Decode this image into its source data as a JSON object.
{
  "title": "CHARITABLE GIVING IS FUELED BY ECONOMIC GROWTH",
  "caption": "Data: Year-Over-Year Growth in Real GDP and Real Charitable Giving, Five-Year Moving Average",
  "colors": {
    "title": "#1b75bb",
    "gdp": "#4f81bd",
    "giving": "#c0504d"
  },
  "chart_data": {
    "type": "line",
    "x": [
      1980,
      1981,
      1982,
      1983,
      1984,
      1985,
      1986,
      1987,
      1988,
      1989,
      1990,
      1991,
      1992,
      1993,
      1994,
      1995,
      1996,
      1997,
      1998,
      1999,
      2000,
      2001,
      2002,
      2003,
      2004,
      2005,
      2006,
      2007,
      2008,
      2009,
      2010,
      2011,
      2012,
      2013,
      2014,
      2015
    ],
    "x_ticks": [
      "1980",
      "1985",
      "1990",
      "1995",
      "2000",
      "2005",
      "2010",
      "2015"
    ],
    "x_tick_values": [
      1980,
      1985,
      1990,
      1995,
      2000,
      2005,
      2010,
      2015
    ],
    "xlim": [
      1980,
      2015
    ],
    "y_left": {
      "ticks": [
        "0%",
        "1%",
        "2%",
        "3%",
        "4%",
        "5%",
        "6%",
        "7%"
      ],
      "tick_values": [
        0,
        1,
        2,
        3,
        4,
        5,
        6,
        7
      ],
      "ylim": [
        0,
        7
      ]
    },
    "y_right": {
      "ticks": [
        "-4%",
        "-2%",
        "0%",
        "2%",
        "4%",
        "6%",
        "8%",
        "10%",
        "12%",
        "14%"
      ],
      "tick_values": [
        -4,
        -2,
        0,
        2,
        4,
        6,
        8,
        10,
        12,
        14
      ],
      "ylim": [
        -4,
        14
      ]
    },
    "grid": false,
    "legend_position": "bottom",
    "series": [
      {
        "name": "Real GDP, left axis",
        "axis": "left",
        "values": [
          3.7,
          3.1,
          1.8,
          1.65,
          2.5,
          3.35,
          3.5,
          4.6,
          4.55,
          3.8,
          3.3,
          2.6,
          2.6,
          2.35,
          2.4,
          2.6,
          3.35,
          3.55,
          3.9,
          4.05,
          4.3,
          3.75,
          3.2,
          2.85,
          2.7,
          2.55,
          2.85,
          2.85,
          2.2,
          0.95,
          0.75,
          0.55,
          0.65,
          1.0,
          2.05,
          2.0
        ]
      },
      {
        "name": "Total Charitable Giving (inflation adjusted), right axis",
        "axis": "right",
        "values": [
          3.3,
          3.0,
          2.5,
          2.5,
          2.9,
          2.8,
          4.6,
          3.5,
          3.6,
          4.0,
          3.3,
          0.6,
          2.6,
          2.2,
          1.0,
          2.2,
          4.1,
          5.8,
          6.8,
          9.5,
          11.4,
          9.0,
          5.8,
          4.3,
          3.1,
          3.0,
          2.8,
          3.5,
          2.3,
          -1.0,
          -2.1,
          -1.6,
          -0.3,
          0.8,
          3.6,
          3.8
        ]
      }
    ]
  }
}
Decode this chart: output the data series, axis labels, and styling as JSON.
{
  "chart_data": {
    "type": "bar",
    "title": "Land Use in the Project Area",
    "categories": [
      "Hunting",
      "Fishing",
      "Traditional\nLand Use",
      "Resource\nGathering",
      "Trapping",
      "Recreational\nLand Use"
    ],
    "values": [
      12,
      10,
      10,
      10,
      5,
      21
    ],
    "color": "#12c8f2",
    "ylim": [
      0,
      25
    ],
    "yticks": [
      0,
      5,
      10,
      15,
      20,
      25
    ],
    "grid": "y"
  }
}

----------------

-- What the task asks --
Output only the lines running from the line with "Decode this chart: output" through the final line of the data, inclusive.

-- Correct output --
Decode this chart: output the data series, axis labels, and styling as JSON.
{
  "chart_data": {
    "type": "bar",
    "title": "Land Use in the Project Area",
    "categories": [
      "Hunting",
      "Fishing",
      "Traditional\nLand Use",
      "Resource\nGathering",
      "Trapping",
      "Recreational\nLand Use"
    ],
    "values": [
      12,
      10,
      10,
      10,
      5,
      21
    ],
    "color": "#12c8f2",
    "ylim": [
      0,
      25
    ],
    "yticks": [
      0,
      5,
      10,
      15,
      20,
      25
    ],
    "grid": "y"
  }
}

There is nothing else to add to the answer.